╭─ Records to process
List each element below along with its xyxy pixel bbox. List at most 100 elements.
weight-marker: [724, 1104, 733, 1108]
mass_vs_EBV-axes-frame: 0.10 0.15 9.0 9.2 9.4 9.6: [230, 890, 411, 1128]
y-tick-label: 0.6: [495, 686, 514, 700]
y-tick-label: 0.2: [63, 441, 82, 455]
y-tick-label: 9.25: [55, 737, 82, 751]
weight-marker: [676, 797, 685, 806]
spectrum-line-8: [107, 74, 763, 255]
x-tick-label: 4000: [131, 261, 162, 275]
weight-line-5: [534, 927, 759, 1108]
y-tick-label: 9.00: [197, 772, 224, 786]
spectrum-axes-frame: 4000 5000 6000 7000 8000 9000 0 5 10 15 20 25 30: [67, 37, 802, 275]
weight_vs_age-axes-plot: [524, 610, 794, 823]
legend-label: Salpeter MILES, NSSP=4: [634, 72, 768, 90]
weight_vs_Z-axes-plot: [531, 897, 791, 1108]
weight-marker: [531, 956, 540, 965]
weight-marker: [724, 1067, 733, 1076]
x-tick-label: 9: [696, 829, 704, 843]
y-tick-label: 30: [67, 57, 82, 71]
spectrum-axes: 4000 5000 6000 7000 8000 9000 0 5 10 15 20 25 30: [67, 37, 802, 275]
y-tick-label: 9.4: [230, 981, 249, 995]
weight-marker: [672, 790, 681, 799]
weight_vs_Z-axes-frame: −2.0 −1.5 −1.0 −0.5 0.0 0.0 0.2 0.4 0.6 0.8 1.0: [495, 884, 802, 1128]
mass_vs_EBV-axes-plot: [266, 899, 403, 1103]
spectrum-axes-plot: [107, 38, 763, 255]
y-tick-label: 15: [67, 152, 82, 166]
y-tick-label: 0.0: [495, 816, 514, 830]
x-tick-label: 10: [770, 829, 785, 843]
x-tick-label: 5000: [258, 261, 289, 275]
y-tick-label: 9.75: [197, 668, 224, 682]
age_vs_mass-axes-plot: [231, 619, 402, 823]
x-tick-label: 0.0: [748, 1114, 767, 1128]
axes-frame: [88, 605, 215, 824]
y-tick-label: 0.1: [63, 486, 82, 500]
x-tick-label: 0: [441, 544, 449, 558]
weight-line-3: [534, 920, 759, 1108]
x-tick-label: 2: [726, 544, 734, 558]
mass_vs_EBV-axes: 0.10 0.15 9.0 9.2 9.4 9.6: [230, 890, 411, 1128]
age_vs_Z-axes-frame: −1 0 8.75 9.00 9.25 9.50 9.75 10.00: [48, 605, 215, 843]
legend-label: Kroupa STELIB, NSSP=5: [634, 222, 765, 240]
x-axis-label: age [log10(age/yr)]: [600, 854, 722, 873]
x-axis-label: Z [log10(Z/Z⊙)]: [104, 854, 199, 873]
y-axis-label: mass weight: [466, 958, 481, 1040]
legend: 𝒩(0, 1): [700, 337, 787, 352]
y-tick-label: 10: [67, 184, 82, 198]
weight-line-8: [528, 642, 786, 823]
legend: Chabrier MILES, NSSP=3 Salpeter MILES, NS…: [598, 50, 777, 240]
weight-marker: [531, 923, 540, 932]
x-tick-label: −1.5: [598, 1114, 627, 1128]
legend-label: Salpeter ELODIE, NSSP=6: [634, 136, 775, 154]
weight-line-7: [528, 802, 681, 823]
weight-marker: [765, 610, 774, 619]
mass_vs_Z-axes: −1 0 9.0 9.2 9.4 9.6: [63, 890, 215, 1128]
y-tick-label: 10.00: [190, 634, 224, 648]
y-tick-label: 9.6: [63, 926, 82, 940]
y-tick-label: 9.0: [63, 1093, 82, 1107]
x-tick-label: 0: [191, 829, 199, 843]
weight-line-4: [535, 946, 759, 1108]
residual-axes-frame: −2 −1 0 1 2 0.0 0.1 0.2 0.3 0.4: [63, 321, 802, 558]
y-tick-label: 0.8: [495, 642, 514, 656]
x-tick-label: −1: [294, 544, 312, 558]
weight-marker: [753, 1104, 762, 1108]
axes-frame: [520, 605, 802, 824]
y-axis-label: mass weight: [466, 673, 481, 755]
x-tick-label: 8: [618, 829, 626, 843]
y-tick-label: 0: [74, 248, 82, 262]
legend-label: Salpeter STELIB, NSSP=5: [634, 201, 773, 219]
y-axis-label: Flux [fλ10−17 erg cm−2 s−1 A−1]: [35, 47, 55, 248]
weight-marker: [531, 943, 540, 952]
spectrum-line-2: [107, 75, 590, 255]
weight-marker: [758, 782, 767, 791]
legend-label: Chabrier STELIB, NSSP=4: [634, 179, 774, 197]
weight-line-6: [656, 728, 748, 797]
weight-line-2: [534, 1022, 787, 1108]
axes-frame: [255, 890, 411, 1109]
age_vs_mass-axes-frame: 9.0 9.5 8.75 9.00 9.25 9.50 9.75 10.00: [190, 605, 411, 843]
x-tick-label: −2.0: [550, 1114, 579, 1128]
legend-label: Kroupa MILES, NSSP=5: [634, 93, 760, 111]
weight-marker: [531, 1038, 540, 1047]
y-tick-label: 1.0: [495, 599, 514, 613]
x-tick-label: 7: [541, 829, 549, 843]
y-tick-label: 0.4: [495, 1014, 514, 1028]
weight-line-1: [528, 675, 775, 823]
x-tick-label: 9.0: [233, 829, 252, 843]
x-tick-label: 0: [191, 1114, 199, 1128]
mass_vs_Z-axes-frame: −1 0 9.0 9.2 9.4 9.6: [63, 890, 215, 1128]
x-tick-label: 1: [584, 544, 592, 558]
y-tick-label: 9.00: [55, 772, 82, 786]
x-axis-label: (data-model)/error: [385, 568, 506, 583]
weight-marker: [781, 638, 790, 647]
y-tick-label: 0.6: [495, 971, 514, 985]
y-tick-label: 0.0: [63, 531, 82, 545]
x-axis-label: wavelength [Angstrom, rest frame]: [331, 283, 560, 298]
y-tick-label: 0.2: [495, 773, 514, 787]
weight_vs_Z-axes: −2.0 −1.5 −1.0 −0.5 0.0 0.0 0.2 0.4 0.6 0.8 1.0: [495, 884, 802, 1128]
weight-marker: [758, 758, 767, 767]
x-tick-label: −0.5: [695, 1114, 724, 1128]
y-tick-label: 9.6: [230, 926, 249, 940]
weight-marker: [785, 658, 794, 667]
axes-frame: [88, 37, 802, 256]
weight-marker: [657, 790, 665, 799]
╰─
Task
Reproduce the stretch of the listing from its first line through the line that contains "weight-line-3: [534, 920, 759, 1108]", keeping every line unchanged.

Task result
List each element below along with its xyxy pixel bbox. List at most 100 elements.
weight-marker: [724, 1104, 733, 1108]
mass_vs_EBV-axes-frame: 0.10 0.15 9.0 9.2 9.4 9.6: [230, 890, 411, 1128]
y-tick-label: 0.6: [495, 686, 514, 700]
y-tick-label: 0.2: [63, 441, 82, 455]
y-tick-label: 9.25: [55, 737, 82, 751]
weight-marker: [676, 797, 685, 806]
spectrum-line-8: [107, 74, 763, 255]
x-tick-label: 4000: [131, 261, 162, 275]
weight-line-5: [534, 927, 759, 1108]
y-tick-label: 9.00: [197, 772, 224, 786]
spectrum-axes-frame: 4000 5000 6000 7000 8000 9000 0 5 10 15 20 25 30: [67, 37, 802, 275]
weight_vs_age-axes-plot: [524, 610, 794, 823]
legend-label: Salpeter MILES, NSSP=4: [634, 72, 768, 90]
weight_vs_Z-axes-plot: [531, 897, 791, 1108]
weight-marker: [531, 956, 540, 965]
weight-marker: [724, 1067, 733, 1076]
x-tick-label: 9: [696, 829, 704, 843]
y-tick-label: 30: [67, 57, 82, 71]
spectrum-axes: 4000 5000 6000 7000 8000 9000 0 5 10 15 20 25 30: [67, 37, 802, 275]
y-tick-label: 9.4: [230, 981, 249, 995]
weight-marker: [672, 790, 681, 799]
weight_vs_Z-axes-frame: −2.0 −1.5 −1.0 −0.5 0.0 0.0 0.2 0.4 0.6 0.8 1.0: [495, 884, 802, 1128]
mass_vs_EBV-axes-plot: [266, 899, 403, 1103]
spectrum-axes-plot: [107, 38, 763, 255]
y-tick-label: 15: [67, 152, 82, 166]
y-tick-label: 0.0: [495, 816, 514, 830]
x-tick-label: 10: [770, 829, 785, 843]
x-tick-label: 5000: [258, 261, 289, 275]
y-tick-label: 9.75: [197, 668, 224, 682]
age_vs_mass-axes-plot: [231, 619, 402, 823]
x-tick-label: 0.0: [748, 1114, 767, 1128]
axes-frame: [88, 605, 215, 824]
y-tick-label: 0.1: [63, 486, 82, 500]
x-tick-label: 0: [441, 544, 449, 558]
weight-line-3: [534, 920, 759, 1108]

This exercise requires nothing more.